WRITTEN INSTRUCTION: Quote, without change, all of the lines that follow.

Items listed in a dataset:
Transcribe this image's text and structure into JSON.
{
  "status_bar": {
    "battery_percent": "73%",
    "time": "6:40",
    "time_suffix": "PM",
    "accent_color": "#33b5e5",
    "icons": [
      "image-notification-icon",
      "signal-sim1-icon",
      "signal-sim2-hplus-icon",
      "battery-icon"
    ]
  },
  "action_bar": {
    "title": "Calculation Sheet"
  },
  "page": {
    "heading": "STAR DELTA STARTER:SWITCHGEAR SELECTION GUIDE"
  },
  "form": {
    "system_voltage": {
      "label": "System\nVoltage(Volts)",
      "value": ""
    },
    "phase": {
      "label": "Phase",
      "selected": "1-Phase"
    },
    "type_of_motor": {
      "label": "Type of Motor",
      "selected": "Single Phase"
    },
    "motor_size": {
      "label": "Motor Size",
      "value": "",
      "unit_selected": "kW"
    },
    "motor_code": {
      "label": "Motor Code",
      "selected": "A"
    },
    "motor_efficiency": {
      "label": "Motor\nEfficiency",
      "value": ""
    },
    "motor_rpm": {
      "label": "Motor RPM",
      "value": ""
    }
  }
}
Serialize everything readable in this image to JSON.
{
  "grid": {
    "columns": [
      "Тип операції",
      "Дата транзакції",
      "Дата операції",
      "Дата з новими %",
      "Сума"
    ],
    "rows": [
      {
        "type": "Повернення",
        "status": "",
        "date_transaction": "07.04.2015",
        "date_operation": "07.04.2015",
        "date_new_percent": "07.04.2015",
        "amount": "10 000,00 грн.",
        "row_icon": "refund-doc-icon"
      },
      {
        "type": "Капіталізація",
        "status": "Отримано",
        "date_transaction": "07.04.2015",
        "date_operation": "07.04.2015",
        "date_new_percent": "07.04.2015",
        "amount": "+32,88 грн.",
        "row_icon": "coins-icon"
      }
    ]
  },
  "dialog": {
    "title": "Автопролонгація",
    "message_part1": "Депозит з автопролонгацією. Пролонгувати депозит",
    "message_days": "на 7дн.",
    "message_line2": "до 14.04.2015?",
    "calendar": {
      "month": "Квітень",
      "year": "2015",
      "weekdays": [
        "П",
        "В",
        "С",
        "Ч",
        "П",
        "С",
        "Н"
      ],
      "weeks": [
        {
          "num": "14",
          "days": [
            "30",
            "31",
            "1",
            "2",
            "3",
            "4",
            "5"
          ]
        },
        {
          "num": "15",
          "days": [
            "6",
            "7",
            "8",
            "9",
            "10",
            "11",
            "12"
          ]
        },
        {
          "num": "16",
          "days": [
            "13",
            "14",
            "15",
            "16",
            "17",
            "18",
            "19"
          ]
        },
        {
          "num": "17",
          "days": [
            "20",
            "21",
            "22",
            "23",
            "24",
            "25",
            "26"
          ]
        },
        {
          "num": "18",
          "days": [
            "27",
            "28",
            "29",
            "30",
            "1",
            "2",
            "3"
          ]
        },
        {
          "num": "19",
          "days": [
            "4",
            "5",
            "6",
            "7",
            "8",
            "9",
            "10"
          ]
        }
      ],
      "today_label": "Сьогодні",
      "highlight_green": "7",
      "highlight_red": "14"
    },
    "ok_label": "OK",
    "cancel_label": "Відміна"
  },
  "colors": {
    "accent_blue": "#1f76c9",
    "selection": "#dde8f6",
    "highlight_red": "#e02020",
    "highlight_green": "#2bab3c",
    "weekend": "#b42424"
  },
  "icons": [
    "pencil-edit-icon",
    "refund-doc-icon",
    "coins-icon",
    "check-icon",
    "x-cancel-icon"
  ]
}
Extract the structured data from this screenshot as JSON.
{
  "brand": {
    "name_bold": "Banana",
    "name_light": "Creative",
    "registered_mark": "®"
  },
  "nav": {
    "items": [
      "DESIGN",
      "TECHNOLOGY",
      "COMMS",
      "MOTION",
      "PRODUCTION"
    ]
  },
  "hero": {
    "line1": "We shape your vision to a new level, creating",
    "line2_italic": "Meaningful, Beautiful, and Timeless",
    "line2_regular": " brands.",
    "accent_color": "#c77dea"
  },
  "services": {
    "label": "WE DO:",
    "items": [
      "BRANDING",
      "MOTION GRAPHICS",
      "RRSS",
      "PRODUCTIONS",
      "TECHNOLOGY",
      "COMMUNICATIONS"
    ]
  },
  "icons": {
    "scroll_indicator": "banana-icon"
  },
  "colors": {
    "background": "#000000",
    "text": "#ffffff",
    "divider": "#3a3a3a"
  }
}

ANSWER TO THIS PROBLEM:
Transcribe this image's text and structure into JSON.
{
  "status_bar": {
    "battery_percent": "73%",
    "time": "6:40",
    "time_suffix": "PM",
    "accent_color": "#33b5e5",
    "icons": [
      "image-notification-icon",
      "signal-sim1-icon",
      "signal-sim2-hplus-icon",
      "battery-icon"
    ]
  },
  "action_bar": {
    "title": "Calculation Sheet"
  },
  "page": {
    "heading": "STAR DELTA STARTER:SWITCHGEAR SELECTION GUIDE"
  },
  "form": {
    "system_voltage": {
      "label": "System\nVoltage(Volts)",
      "value": ""
    },
    "phase": {
      "label": "Phase",
      "selected": "1-Phase"
    },
    "type_of_motor": {
      "label": "Type of Motor",
      "selected": "Single Phase"
    },
    "motor_size": {
      "label": "Motor Size",
      "value": "",
      "unit_selected": "kW"
    },
    "motor_code": {
      "label": "Motor Code",
      "selected": "A"
    },
    "motor_efficiency": {
      "label": "Motor\nEfficiency",
      "value": ""
    },
    "motor_rpm": {
      "label": "Motor RPM",
      "value": ""
    }
  }
}
Serialize everything readable in this image to JSON.
{
  "grid": {
    "columns": [
      "Тип операції",
      "Дата транзакції",
      "Дата операції",
      "Дата з новими %",
      "Сума"
    ],
    "rows": [
      {
        "type": "Повернення",
        "status": "",
        "date_transaction": "07.04.2015",
        "date_operation": "07.04.2015",
        "date_new_percent": "07.04.2015",
        "amount": "10 000,00 грн.",
        "row_icon": "refund-doc-icon"
      },
      {
        "type": "Капіталізація",
        "status": "Отримано",
        "date_transaction": "07.04.2015",
        "date_operation": "07.04.2015",
        "date_new_percent": "07.04.2015",
        "amount": "+32,88 грн.",
        "row_icon": "coins-icon"
      }
    ]
  },
  "dialog": {
    "title": "Автопролонгація",
    "message_part1": "Депозит з автопролонгацією. Пролонгувати депозит",
    "message_days": "на 7дн.",
    "message_line2": "до 14.04.2015?",
    "calendar": {
      "month": "Квітень",
      "year": "2015",
      "weekdays": [
        "П",
        "В",
        "С",
        "Ч",
        "П",
        "С",
        "Н"
      ],
      "weeks": [
        {
          "num": "14",
          "days": [
            "30",
            "31",
            "1",
            "2",
            "3",
            "4",
            "5"
          ]
        },
        {
          "num": "15",
          "days": [
            "6",
            "7",
            "8",
            "9",
            "10",
            "11",
            "12"
          ]
        },
        {
          "num": "16",
          "days": [
            "13",
            "14",
            "15",
            "16",
            "17",
            "18",
            "19"
          ]
        },
        {
          "num": "17",
          "days": [
            "20",
            "21",
            "22",
            "23",
            "24",
            "25",
            "26"
          ]
        },
        {
          "num": "18",
          "days": [
            "27",
            "28",
            "29",
            "30",
            "1",
            "2",
            "3"
          ]
        },
        {
          "num": "19",
          "days": [
            "4",
            "5",
            "6",
            "7",
            "8",
            "9",
            "10"
          ]
        }
      ],
      "today_label": "Сьогодні",
      "highlight_green": "7",
      "highlight_red": "14"
    },
    "ok_label": "OK",
    "cancel_label": "Відміна"
  },
  "colors": {
    "accent_blue": "#1f76c9",
    "selection": "#dde8f6",
    "highlight_red": "#e02020",
    "highlight_green": "#2bab3c",
    "weekend": "#b42424"
  },
  "icons": [
    "pencil-edit-icon",
    "refund-doc-icon",
    "coins-icon",
    "check-icon",
    "x-cancel-icon"
  ]
}
Extract the structured data from this screenshot as JSON.
{
  "brand": {
    "name_bold": "Banana",
    "name_light": "Creative",
    "registered_mark": "®"
  },
  "nav": {
    "items": [
      "DESIGN",
      "TECHNOLOGY",
      "COMMS",
      "MOTION",
      "PRODUCTION"
    ]
  },
  "hero": {
    "line1": "We shape your vision to a new level, creating",
    "line2_italic": "Meaningful, Beautiful, and Timeless",
    "line2_regular": " brands.",
    "accent_color": "#c77dea"
  },
  "services": {
    "label": "WE DO:",
    "items": [
      "BRANDING",
      "MOTION GRAPHICS",
      "RRSS",
      "PRODUCTIONS",
      "TECHNOLOGY",
      "COMMUNICATIONS"
    ]
  },
  "icons": {
    "scroll_indicator": "banana-icon"
  },
  "colors": {
    "background": "#000000",
    "text": "#ffffff",
    "divider": "#3a3a3a"
  }
}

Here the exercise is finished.